WORK INSTRUCTIONS:
Copy out every line of the records below word for word, leaving out the pictures.

EXTRACTED MATERIAL:

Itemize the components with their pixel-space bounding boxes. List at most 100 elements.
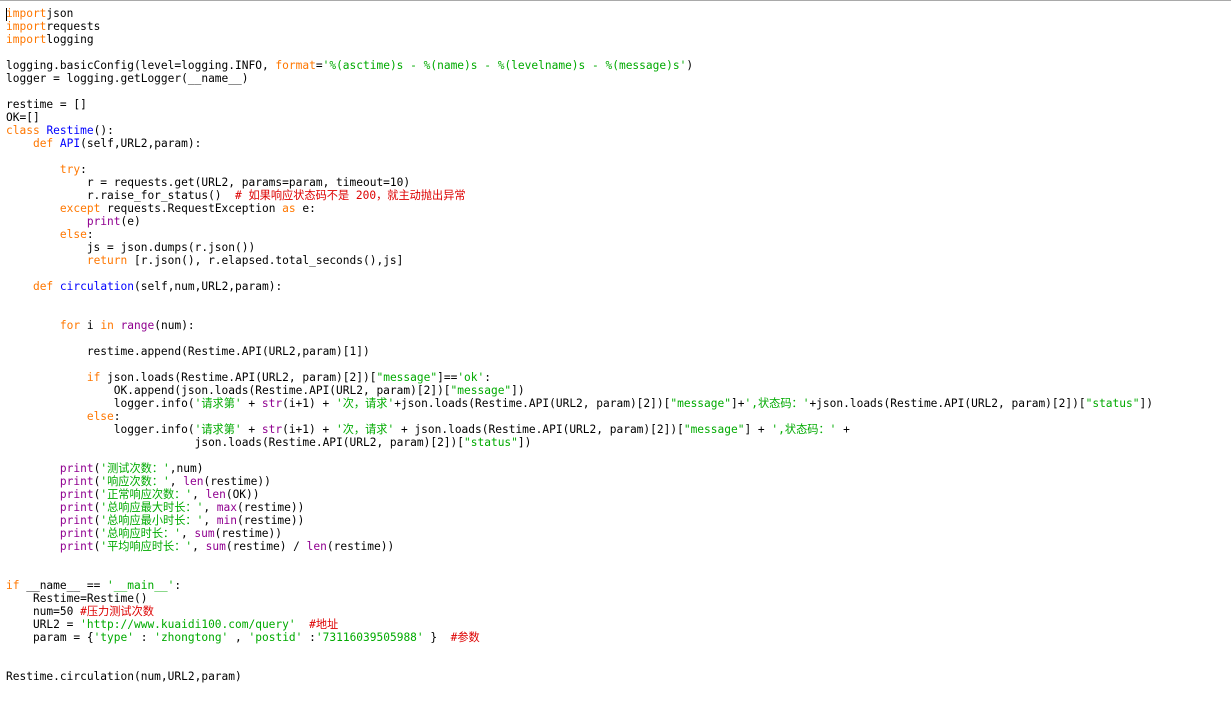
code-line[interactable]: print('总响应时长：', sum(restime)) bbox=[6, 527, 1153, 540]
code-token: js = json.dumps(r.json()) bbox=[6, 241, 256, 254]
code-line[interactable]: def circulation(self,num,URL2,param): bbox=[6, 280, 1153, 293]
code-line[interactable]: OK=[] bbox=[6, 111, 1153, 124]
string-token: ',状态码：' bbox=[771, 423, 837, 436]
code-token: (self,num,URL2,param): bbox=[134, 280, 283, 293]
code-token: : bbox=[113, 410, 121, 423]
code-line[interactable]: print('总响应最小时长：', min(restime)) bbox=[6, 514, 1153, 527]
code-line[interactable] bbox=[6, 566, 1153, 579]
code-line[interactable] bbox=[6, 306, 1153, 319]
code-line[interactable] bbox=[6, 553, 1153, 566]
code-line[interactable]: print('平均响应时长：', sum(restime) / len(rest… bbox=[6, 540, 1153, 553]
code-line[interactable] bbox=[6, 150, 1153, 163]
code-line[interactable]: logger = logging.getLogger(__name__) bbox=[6, 72, 1153, 85]
code-line[interactable]: logging.basicConfig(level=logging.INFO, … bbox=[6, 59, 1153, 72]
code-line[interactable]: def API(self,URL2,param): bbox=[6, 137, 1153, 150]
code-token: requests bbox=[46, 20, 101, 33]
code-token: (self,URL2,param): bbox=[80, 137, 202, 150]
code-line[interactable]: except requests.RequestException as e: bbox=[6, 202, 1153, 215]
code-line[interactable] bbox=[6, 449, 1153, 462]
code-line[interactable] bbox=[6, 644, 1153, 657]
code-editor[interactable]: importjson importrequests importlogging lo… bbox=[0, 0, 1231, 709]
code-line[interactable]: importjson bbox=[6, 7, 1153, 20]
definition-token: Restime bbox=[46, 124, 94, 137]
code-line[interactable]: return [r.json(), r.elapsed.total_second… bbox=[6, 254, 1153, 267]
code-line[interactable]: r.raise_for_status() # 如果响应状态码不是 200，就主动… bbox=[6, 189, 1153, 202]
code-token: json bbox=[46, 7, 74, 20]
string-token: 'ok' bbox=[457, 371, 485, 384]
code-line[interactable]: json.loads(Restime.API(URL2, param)[2])[… bbox=[6, 436, 1153, 449]
code-line[interactable]: restime = [] bbox=[6, 98, 1153, 111]
code-line[interactable]: print(e) bbox=[6, 215, 1153, 228]
code-token: r = requests.get(URL2, params=param, tim… bbox=[6, 176, 411, 189]
code-line[interactable] bbox=[6, 267, 1153, 280]
code-line[interactable]: try: bbox=[6, 163, 1153, 176]
code-line[interactable]: Restime.circulation(num,URL2,param) bbox=[6, 670, 1153, 683]
keyword-token: class bbox=[6, 124, 40, 137]
code-line[interactable]: else: bbox=[6, 410, 1153, 423]
keyword-token: except bbox=[59, 202, 101, 215]
code-token: (restime)) bbox=[214, 527, 282, 540]
keyword-token: as bbox=[282, 202, 296, 215]
keyword-token: in bbox=[100, 319, 114, 332]
code-text-area[interactable]: importjson importrequests importlogging lo… bbox=[6, 7, 1153, 683]
builtin-token: print bbox=[59, 527, 94, 540]
code-token: : bbox=[484, 371, 492, 384]
code-line[interactable]: print('总响应最大时长：', max(restime)) bbox=[6, 501, 1153, 514]
keyword-token: try bbox=[59, 163, 81, 176]
code-line[interactable]: print('正常响应次数：', len(OK)) bbox=[6, 488, 1153, 501]
code-token: logger.info( bbox=[6, 397, 195, 410]
code-token: + json.loads(Restime.API(URL2, param)[2]… bbox=[394, 423, 684, 436]
keyword-token: def bbox=[32, 137, 54, 150]
string-token: 'type' bbox=[93, 631, 134, 644]
code-token: [r.json(), r.elapsed.total_seconds(),js] bbox=[127, 254, 404, 267]
code-token: requests.RequestException bbox=[100, 202, 283, 215]
code-line[interactable] bbox=[6, 332, 1153, 345]
builtin-token: len bbox=[183, 475, 204, 488]
code-token: logger = logging.getLogger(__name__) bbox=[6, 72, 249, 85]
code-line[interactable]: Restime=Restime() bbox=[6, 592, 1153, 605]
code-line[interactable] bbox=[6, 293, 1153, 306]
code-line[interactable]: restime.append(Restime.API(URL2,param)[1… bbox=[6, 345, 1153, 358]
code-line[interactable]: class Restime(): bbox=[6, 124, 1153, 137]
code-line[interactable]: print('响应次数：', len(restime)) bbox=[6, 475, 1153, 488]
code-line[interactable] bbox=[6, 657, 1153, 670]
code-line[interactable] bbox=[6, 85, 1153, 98]
code-line[interactable]: else: bbox=[6, 228, 1153, 241]
code-line[interactable]: logger.info('请求第' + str(i+1) + '次，请求'+js… bbox=[6, 397, 1153, 410]
code-line[interactable]: print('测试次数：',num) bbox=[6, 462, 1153, 475]
code-line[interactable]: param = {'type' : 'zhongtong' , 'postid'… bbox=[6, 631, 1153, 644]
keyword-token: else bbox=[59, 228, 87, 241]
code-line[interactable] bbox=[6, 358, 1153, 371]
code-line[interactable]: URL2 = 'http://www.kuaidi100.com/query' … bbox=[6, 618, 1153, 631]
code-line[interactable]: js = json.dumps(r.json()) bbox=[6, 241, 1153, 254]
string-token: '总响应最小时长：' bbox=[100, 514, 204, 527]
code-line[interactable]: if __name__ == '__main__': bbox=[6, 579, 1153, 592]
keyword-token: if bbox=[86, 371, 101, 384]
code-token: , bbox=[203, 514, 217, 527]
code-line[interactable]: for i in range(num): bbox=[6, 319, 1153, 332]
code-line[interactable]: logger.info('请求第' + str(i+1) + '次，请求' + … bbox=[6, 423, 1153, 436]
code-line[interactable]: if json.loads(Restime.API(URL2, param)[2… bbox=[6, 371, 1153, 384]
code-line[interactable]: OK.append(json.loads(Restime.API(URL2, p… bbox=[6, 384, 1153, 397]
code-line[interactable]: r = requests.get(URL2, params=param, tim… bbox=[6, 176, 1153, 189]
code-line[interactable]: importlogging bbox=[6, 33, 1153, 46]
code-token: URL2 = bbox=[6, 618, 81, 631]
code-line[interactable]: num=50 #压力测试次数 bbox=[6, 605, 1153, 618]
code-line[interactable]: importrequests bbox=[6, 20, 1153, 33]
text-cursor bbox=[6, 8, 7, 21]
keyword-token: import bbox=[6, 20, 47, 33]
code-token: (restime)) bbox=[203, 475, 271, 488]
builtin-token: range bbox=[120, 319, 155, 332]
code-line[interactable] bbox=[6, 46, 1153, 59]
string-token: 'http://www.kuaidi100.com/query' bbox=[80, 618, 296, 631]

RESPONSE BELOW:
Itemize the components with their pixel-space bounding boxes. List at most 100 elements.
code-line[interactable]: print('总响应时长：', sum(restime)) bbox=[6, 527, 1153, 540]
code-token: js = json.dumps(r.json()) bbox=[6, 241, 256, 254]
code-line[interactable]: def circulation(self,num,URL2,param): bbox=[6, 280, 1153, 293]
code-line[interactable]: OK=[] bbox=[6, 111, 1153, 124]
string-token: ',状态码：' bbox=[771, 423, 837, 436]
code-token: (self,num,URL2,param): bbox=[134, 280, 283, 293]
code-token: : bbox=[113, 410, 121, 423]
code-line[interactable]: print('总响应最小时长：', min(restime)) bbox=[6, 514, 1153, 527]
code-line[interactable] bbox=[6, 566, 1153, 579]
code-line[interactable] bbox=[6, 306, 1153, 319]
code-line[interactable] bbox=[6, 553, 1153, 566]
code-line[interactable]: print('平均响应时长：', sum(restime) / len(rest… bbox=[6, 540, 1153, 553]
code-line[interactable] bbox=[6, 150, 1153, 163]
code-line[interactable]: logger = logging.getLogger(__name__) bbox=[6, 72, 1153, 85]
code-line[interactable]: logging.basicConfig(level=logging.INFO, … bbox=[6, 59, 1153, 72]
code-line[interactable]: def API(self,URL2,param): bbox=[6, 137, 1153, 150]
code-token: requests bbox=[46, 20, 101, 33]
code-token: (self,URL2,param): bbox=[80, 137, 202, 150]
code-line[interactable]: except requests.RequestException as e: bbox=[6, 202, 1153, 215]
code-line[interactable] bbox=[6, 449, 1153, 462]
code-line[interactable] bbox=[6, 644, 1153, 657]
code-editor[interactable]: importjson importrequests importlogging lo… bbox=[0, 0, 1231, 709]
code-line[interactable]: importjson bbox=[6, 7, 1153, 20]
definition-token: Restime bbox=[46, 124, 94, 137]
code-line[interactable]: return [r.json(), r.elapsed.total_second… bbox=[6, 254, 1153, 267]
code-line[interactable]: r.raise_for_status() # 如果响应状态码不是 200，就主动… bbox=[6, 189, 1153, 202]
code-token: json bbox=[46, 7, 74, 20]
string-token: 'ok' bbox=[457, 371, 485, 384]
code-line[interactable]: json.loads(Restime.API(URL2, param)[2])[… bbox=[6, 436, 1153, 449]
code-line[interactable]: restime = [] bbox=[6, 98, 1153, 111]
code-line[interactable]: print(e) bbox=[6, 215, 1153, 228]
code-token: r = requests.get(URL2, params=param, tim… bbox=[6, 176, 411, 189]
code-line[interactable] bbox=[6, 267, 1153, 280]
code-line[interactable]: try: bbox=[6, 163, 1153, 176]
code-line[interactable]: Restime.circulation(num,URL2,param) bbox=[6, 670, 1153, 683]
keyword-token: class bbox=[6, 124, 40, 137]
code-line[interactable]: else: bbox=[6, 410, 1153, 423]
keyword-token: except bbox=[59, 202, 101, 215]
code-token: (restime)) bbox=[214, 527, 282, 540]
keyword-token: as bbox=[282, 202, 296, 215]
keyword-token: in bbox=[100, 319, 114, 332]
code-text-area[interactable]: importjson importrequests importlogging lo… bbox=[6, 7, 1153, 683]
builtin-token: print bbox=[59, 527, 94, 540]
code-token: : bbox=[484, 371, 492, 384]
code-line[interactable]: print('总响应最大时长：', max(restime)) bbox=[6, 501, 1153, 514]
keyword-token: try bbox=[59, 163, 81, 176]
code-line[interactable]: print('正常响应次数：', len(OK)) bbox=[6, 488, 1153, 501]
code-token: logger.info( bbox=[6, 397, 195, 410]
code-token: + json.loads(Restime.API(URL2, param)[2]… bbox=[394, 423, 684, 436]
keyword-token: def bbox=[32, 137, 54, 150]
string-token: 'type' bbox=[93, 631, 134, 644]
code-token: [r.json(), r.elapsed.total_seconds(),js] bbox=[127, 254, 404, 267]
code-token: requests.RequestException bbox=[100, 202, 283, 215]
code-line[interactable] bbox=[6, 332, 1153, 345]
builtin-token: len bbox=[183, 475, 204, 488]
code-token: logger = logging.getLogger(__name__) bbox=[6, 72, 249, 85]
code-line[interactable]: Restime=Restime() bbox=[6, 592, 1153, 605]
code-line[interactable] bbox=[6, 293, 1153, 306]
code-line[interactable]: restime.append(Restime.API(URL2,param)[1… bbox=[6, 345, 1153, 358]
code-line[interactable]: class Restime(): bbox=[6, 124, 1153, 137]
code-line[interactable]: print('响应次数：', len(restime)) bbox=[6, 475, 1153, 488]
code-line[interactable] bbox=[6, 657, 1153, 670]
code-line[interactable] bbox=[6, 85, 1153, 98]
code-line[interactable]: else: bbox=[6, 228, 1153, 241]
code-line[interactable]: logger.info('请求第' + str(i+1) + '次，请求'+js… bbox=[6, 397, 1153, 410]
code-line[interactable]: print('测试次数：',num) bbox=[6, 462, 1153, 475]
code-line[interactable]: param = {'type' : 'zhongtong' , 'postid'… bbox=[6, 631, 1153, 644]
keyword-token: else bbox=[59, 228, 87, 241]
code-line[interactable] bbox=[6, 358, 1153, 371]
code-line[interactable]: URL2 = 'http://www.kuaidi100.com/query' … bbox=[6, 618, 1153, 631]
code-line[interactable]: js = json.dumps(r.json()) bbox=[6, 241, 1153, 254]
string-token: '总响应最小时长：' bbox=[100, 514, 204, 527]
code-line[interactable]: if __name__ == '__main__': bbox=[6, 579, 1153, 592]
keyword-token: if bbox=[86, 371, 101, 384]
code-token: , bbox=[203, 514, 217, 527]
code-line[interactable]: for i in range(num): bbox=[6, 319, 1153, 332]
code-line[interactable]: logger.info('请求第' + str(i+1) + '次，请求' + … bbox=[6, 423, 1153, 436]
code-line[interactable]: if json.loads(Restime.API(URL2, param)[2… bbox=[6, 371, 1153, 384]
code-line[interactable]: OK.append(json.loads(Restime.API(URL2, p… bbox=[6, 384, 1153, 397]
code-line[interactable]: r = requests.get(URL2, params=param, tim… bbox=[6, 176, 1153, 189]
code-line[interactable]: importlogging bbox=[6, 33, 1153, 46]
code-token: URL2 = bbox=[6, 618, 81, 631]
code-line[interactable]: num=50 #压力测试次数 bbox=[6, 605, 1153, 618]
code-line[interactable]: importrequests bbox=[6, 20, 1153, 33]
text-cursor bbox=[6, 8, 7, 21]
keyword-token: import bbox=[6, 20, 47, 33]
code-token: (restime)) bbox=[203, 475, 271, 488]
builtin-token: range bbox=[120, 319, 155, 332]
code-line[interactable] bbox=[6, 46, 1153, 59]
string-token: 'http://www.kuaidi100.com/query' bbox=[80, 618, 296, 631]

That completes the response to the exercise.